● Work to do
Print each line of the listing once more, precisely as given.

□ □ □

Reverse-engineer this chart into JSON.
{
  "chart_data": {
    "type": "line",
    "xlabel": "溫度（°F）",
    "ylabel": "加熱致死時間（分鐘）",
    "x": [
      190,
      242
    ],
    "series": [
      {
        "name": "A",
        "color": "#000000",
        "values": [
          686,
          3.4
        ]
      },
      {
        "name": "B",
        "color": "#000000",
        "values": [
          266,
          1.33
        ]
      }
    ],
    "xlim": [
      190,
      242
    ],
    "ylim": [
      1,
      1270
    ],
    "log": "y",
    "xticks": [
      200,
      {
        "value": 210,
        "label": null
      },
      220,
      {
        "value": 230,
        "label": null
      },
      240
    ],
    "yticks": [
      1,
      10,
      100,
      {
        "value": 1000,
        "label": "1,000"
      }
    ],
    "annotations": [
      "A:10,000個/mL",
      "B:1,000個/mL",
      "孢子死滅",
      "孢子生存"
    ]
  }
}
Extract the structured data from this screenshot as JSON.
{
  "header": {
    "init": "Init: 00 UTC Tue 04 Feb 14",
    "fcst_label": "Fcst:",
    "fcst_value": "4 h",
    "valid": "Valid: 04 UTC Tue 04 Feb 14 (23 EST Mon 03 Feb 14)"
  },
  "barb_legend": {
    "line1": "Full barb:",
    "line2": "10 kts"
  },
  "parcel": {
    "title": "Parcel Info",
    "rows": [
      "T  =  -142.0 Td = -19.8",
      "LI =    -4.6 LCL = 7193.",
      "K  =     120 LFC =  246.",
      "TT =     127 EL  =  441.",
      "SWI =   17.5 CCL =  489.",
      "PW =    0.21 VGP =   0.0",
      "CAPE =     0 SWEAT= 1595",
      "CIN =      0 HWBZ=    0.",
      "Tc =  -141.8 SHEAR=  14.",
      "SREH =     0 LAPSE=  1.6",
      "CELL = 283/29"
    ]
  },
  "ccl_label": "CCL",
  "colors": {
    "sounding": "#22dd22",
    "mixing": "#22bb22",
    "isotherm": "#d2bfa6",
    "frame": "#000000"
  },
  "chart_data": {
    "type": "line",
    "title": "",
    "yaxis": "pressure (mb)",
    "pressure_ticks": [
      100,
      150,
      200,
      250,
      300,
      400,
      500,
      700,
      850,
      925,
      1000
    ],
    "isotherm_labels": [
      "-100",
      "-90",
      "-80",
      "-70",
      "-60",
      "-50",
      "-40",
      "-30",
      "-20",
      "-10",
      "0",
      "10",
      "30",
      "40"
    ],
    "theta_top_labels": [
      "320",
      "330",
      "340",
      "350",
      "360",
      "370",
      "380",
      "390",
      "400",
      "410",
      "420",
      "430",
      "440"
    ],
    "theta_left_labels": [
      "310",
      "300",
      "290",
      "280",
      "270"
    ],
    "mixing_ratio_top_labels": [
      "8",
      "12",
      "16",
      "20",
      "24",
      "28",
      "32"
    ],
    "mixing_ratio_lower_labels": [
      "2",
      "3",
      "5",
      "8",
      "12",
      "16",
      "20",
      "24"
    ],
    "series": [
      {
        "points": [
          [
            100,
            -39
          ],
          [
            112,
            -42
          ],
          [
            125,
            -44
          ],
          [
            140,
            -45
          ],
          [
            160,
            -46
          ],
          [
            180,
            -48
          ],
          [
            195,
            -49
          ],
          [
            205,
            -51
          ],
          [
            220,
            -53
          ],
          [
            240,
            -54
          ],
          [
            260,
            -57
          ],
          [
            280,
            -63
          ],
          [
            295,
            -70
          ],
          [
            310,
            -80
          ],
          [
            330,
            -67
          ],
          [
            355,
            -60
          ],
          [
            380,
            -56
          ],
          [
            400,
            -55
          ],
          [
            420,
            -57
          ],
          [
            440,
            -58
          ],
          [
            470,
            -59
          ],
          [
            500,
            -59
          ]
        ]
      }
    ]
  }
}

□ □ □

● Result for this task
Reverse-engineer this chart into JSON.
{
  "chart_data": {
    "type": "line",
    "xlabel": "溫度（°F）",
    "ylabel": "加熱致死時間（分鐘）",
    "x": [
      190,
      242
    ],
    "series": [
      {
        "name": "A",
        "color": "#000000",
        "values": [
          686,
          3.4
        ]
      },
      {
        "name": "B",
        "color": "#000000",
        "values": [
          266,
          1.33
        ]
      }
    ],
    "xlim": [
      190,
      242
    ],
    "ylim": [
      1,
      1270
    ],
    "log": "y",
    "xticks": [
      200,
      {
        "value": 210,
        "label": null
      },
      220,
      {
        "value": 230,
        "label": null
      },
      240
    ],
    "yticks": [
      1,
      10,
      100,
      {
        "value": 1000,
        "label": "1,000"
      }
    ],
    "annotations": [
      "A:10,000個/mL",
      "B:1,000個/mL",
      "孢子死滅",
      "孢子生存"
    ]
  }
}
Extract the structured data from this screenshot as JSON.
{
  "header": {
    "init": "Init: 00 UTC Tue 04 Feb 14",
    "fcst_label": "Fcst:",
    "fcst_value": "4 h",
    "valid": "Valid: 04 UTC Tue 04 Feb 14 (23 EST Mon 03 Feb 14)"
  },
  "barb_legend": {
    "line1": "Full barb:",
    "line2": "10 kts"
  },
  "parcel": {
    "title": "Parcel Info",
    "rows": [
      "T  =  -142.0 Td = -19.8",
      "LI =    -4.6 LCL = 7193.",
      "K  =     120 LFC =  246.",
      "TT =     127 EL  =  441.",
      "SWI =   17.5 CCL =  489.",
      "PW =    0.21 VGP =   0.0",
      "CAPE =     0 SWEAT= 1595",
      "CIN =      0 HWBZ=    0.",
      "Tc =  -141.8 SHEAR=  14.",
      "SREH =     0 LAPSE=  1.6",
      "CELL = 283/29"
    ]
  },
  "ccl_label": "CCL",
  "colors": {
    "sounding": "#22dd22",
    "mixing": "#22bb22",
    "isotherm": "#d2bfa6",
    "frame": "#000000"
  },
  "chart_data": {
    "type": "line",
    "title": "",
    "yaxis": "pressure (mb)",
    "pressure_ticks": [
      100,
      150,
      200,
      250,
      300,
      400,
      500,
      700,
      850,
      925,
      1000
    ],
    "isotherm_labels": [
      "-100",
      "-90",
      "-80",
      "-70",
      "-60",
      "-50",
      "-40",
      "-30",
      "-20",
      "-10",
      "0",
      "10",
      "30",
      "40"
    ],
    "theta_top_labels": [
      "320",
      "330",
      "340",
      "350",
      "360",
      "370",
      "380",
      "390",
      "400",
      "410",
      "420",
      "430",
      "440"
    ],
    "theta_left_labels": [
      "310",
      "300",
      "290",
      "280",
      "270"
    ],
    "mixing_ratio_top_labels": [
      "8",
      "12",
      "16",
      "20",
      "24",
      "28",
      "32"
    ],
    "mixing_ratio_lower_labels": [
      "2",
      "3",
      "5",
      "8",
      "12",
      "16",
      "20",
      "24"
    ],
    "series": [
      {
        "points": [
          [
            100,
            -39
          ],
          [
            112,
            -42
          ],
          [
            125,
            -44
          ],
          [
            140,
            -45
          ],
          [
            160,
            -46
          ],
          [
            180,
            -48
          ],
          [
            195,
            -49
          ],
          [
            205,
            -51
          ],
          [
            220,
            -53
          ],
          [
            240,
            -54
          ],
          [
            260,
            -57
          ],
          [
            280,
            -63
          ],
          [
            295,
            -70
          ],
          [
            310,
            -80
          ],
          [
            330,
            -67
          ],
          [
            355,
            -60
          ],
          [
            380,
            -56
          ],
          [
            400,
            -55
          ],
          [
            420,
            -57
          ],
          [
            440,
            -58
          ],
          [
            470,
            -59
          ],
          [
            500,
            -59
          ]
        ]
      }
    ]
  }
}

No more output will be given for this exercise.